> _DIRECTION_
Skip the images. Copy the records exactly as written.

[Dataset excerpt]

>>>>

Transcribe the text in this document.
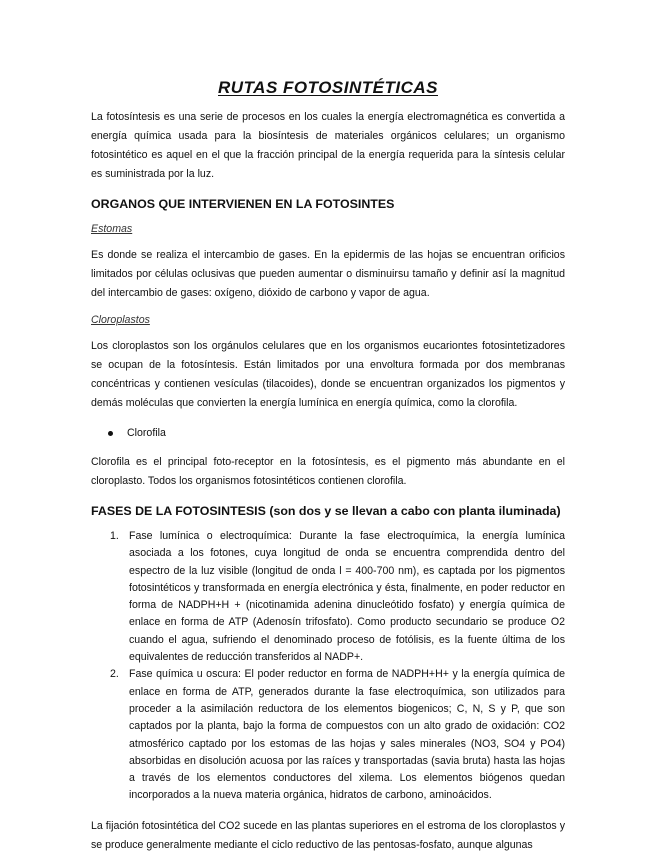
RUTAS FOTOSINTÉTICAS

La fotosíntesis es una serie de procesos en los cuales la energía electromagnética es convertida a energía química usada para la biosíntesis de materiales orgánicos celulares; un organismo fotosintético es aquel en el que la fracción principal de la energía requerida para la síntesis celular es suministrada por la luz.

ORGANOS QUE INTERVIENEN EN LA FOTOSINTES
Estomas

Es donde se realiza el intercambio de gases. En la epidermis de las hojas se encuentran orificios limitados por células oclusivas que pueden aumentar o disminuirsu tamaño y definir así la magnitud del intercambio de gases: oxígeno, dióxido de carbono y vapor de agua.

Cloroplastos

Los cloroplastos son los orgánulos celulares que en los organismos eucariontes fotosintetizadores se ocupan de la fotosíntesis. Están limitados por una envoltura formada por dos membranas concéntricas y contienen vesículas (tilacoides), donde se encuentran organizados los pigmentos y demás moléculas que convierten la energía lumínica en energía química, como la clorofila.

Clorofila

Clorofila es el principal foto-receptor en la fotosíntesis, es el pigmento más abundante en el cloroplasto. Todos los organismos fotosintéticos contienen clorofila.

FASES DE LA FOTOSINTESIS (son dos y se llevan a cabo con planta iluminada)
1. Fase lumínica o electroquímica: Durante la fase electroquímica, la energía lumínica asociada a los fotones, cuya longitud de onda se encuentra comprendida dentro del espectro de la luz visible (longitud de onda l = 400-700 nm), es captada por los pigmentos fotosintéticos y transformada en energía electrónica y ésta, finalmente, en poder reductor en forma de NADPH+H + (nicotinamida adenina dinucleótido fosfato) y energía química de enlace en forma de ATP (Adenosín trifosfato). Como producto secundario se produce O2 cuando el agua, sufriendo el denominado proceso de fotólisis, es la fuente última de los equivalentes de reducción transferidos al NADP+.
2. Fase química u oscura: El poder reductor en forma de NADPH+H+ y la energía química de enlace en forma de ATP, generados durante la fase electroquímica, son utilizados para proceder a la asimilación reductora de los elementos biogenicos; C, N, S y P, que son captados por la planta, bajo la forma de compuestos con un alto grado de oxidación: CO2 atmosférico captado por los estomas de las hojas y sales minerales (NO3, SO4 y PO4) absorbidas en disolución acuosa por las raíces y transportadas (savia bruta) hasta las hojas a través de los elementos conductores del xilema. Los elementos biógenos quedan incorporados a la nueva materia orgánica, hidratos de carbono, aminoácidos.

La fijación fotosintética del CO2 sucede en las plantas superiores en el estroma de los cloroplastos y se produce generalmente mediante el ciclo reductivo de las pentosas-fosfato, aunque algunas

<<<<

> _CORRECT RESULT_
Transcribe the text in this document.
RUTAS FOTOSINTÉTICAS

La fotosíntesis es una serie de procesos en los cuales la energía electromagnética es convertida a energía química usada para la biosíntesis de materiales orgánicos celulares; un organismo fotosintético es aquel en el que la fracción principal de la energía requerida para la síntesis celular es suministrada por la luz.

ORGANOS QUE INTERVIENEN EN LA FOTOSINTES
Estomas

Es donde se realiza el intercambio de gases. En la epidermis de las hojas se encuentran orificios limitados por células oclusivas que pueden aumentar o disminuirsu tamaño y definir así la magnitud del intercambio de gases: oxígeno, dióxido de carbono y vapor de agua.

Cloroplastos

Los cloroplastos son los orgánulos celulares que en los organismos eucariontes fotosintetizadores se ocupan de la fotosíntesis. Están limitados por una envoltura formada por dos membranas concéntricas y contienen vesículas (tilacoides), donde se encuentran organizados los pigmentos y demás moléculas que convierten la energía lumínica en energía química, como la clorofila.

Clorofila

Clorofila es el principal foto-receptor en la fotosíntesis, es el pigmento más abundante en el cloroplasto. Todos los organismos fotosintéticos contienen clorofila.

FASES DE LA FOTOSINTESIS (son dos y se llevan a cabo con planta iluminada)
1. Fase lumínica o electroquímica: Durante la fase electroquímica, la energía lumínica asociada a los fotones, cuya longitud de onda se encuentra comprendida dentro del espectro de la luz visible (longitud de onda l = 400-700 nm), es captada por los pigmentos fotosintéticos y transformada en energía electrónica y ésta, finalmente, en poder reductor en forma de NADPH+H + (nicotinamida adenina dinucleótido fosfato) y energía química de enlace en forma de ATP (Adenosín trifosfato). Como producto secundario se produce O2 cuando el agua, sufriendo el denominado proceso de fotólisis, es la fuente última de los equivalentes de reducción transferidos al NADP+.
2. Fase química u oscura: El poder reductor en forma de NADPH+H+ y la energía química de enlace en forma de ATP, generados durante la fase electroquímica, son utilizados para proceder a la asimilación reductora de los elementos biogenicos; C, N, S y P, que son captados por la planta, bajo la forma de compuestos con un alto grado de oxidación: CO2 atmosférico captado por los estomas de las hojas y sales minerales (NO3, SO4 y PO4) absorbidas en disolución acuosa por las raíces y transportadas (savia bruta) hasta las hojas a través de los elementos conductores del xilema. Los elementos biógenos quedan incorporados a la nueva materia orgánica, hidratos de carbono, aminoácidos.

La fijación fotosintética del CO2 sucede en las plantas superiores en el estroma de los cloroplastos y se produce generalmente mediante el ciclo reductivo de las pentosas-fosfato, aunque algunas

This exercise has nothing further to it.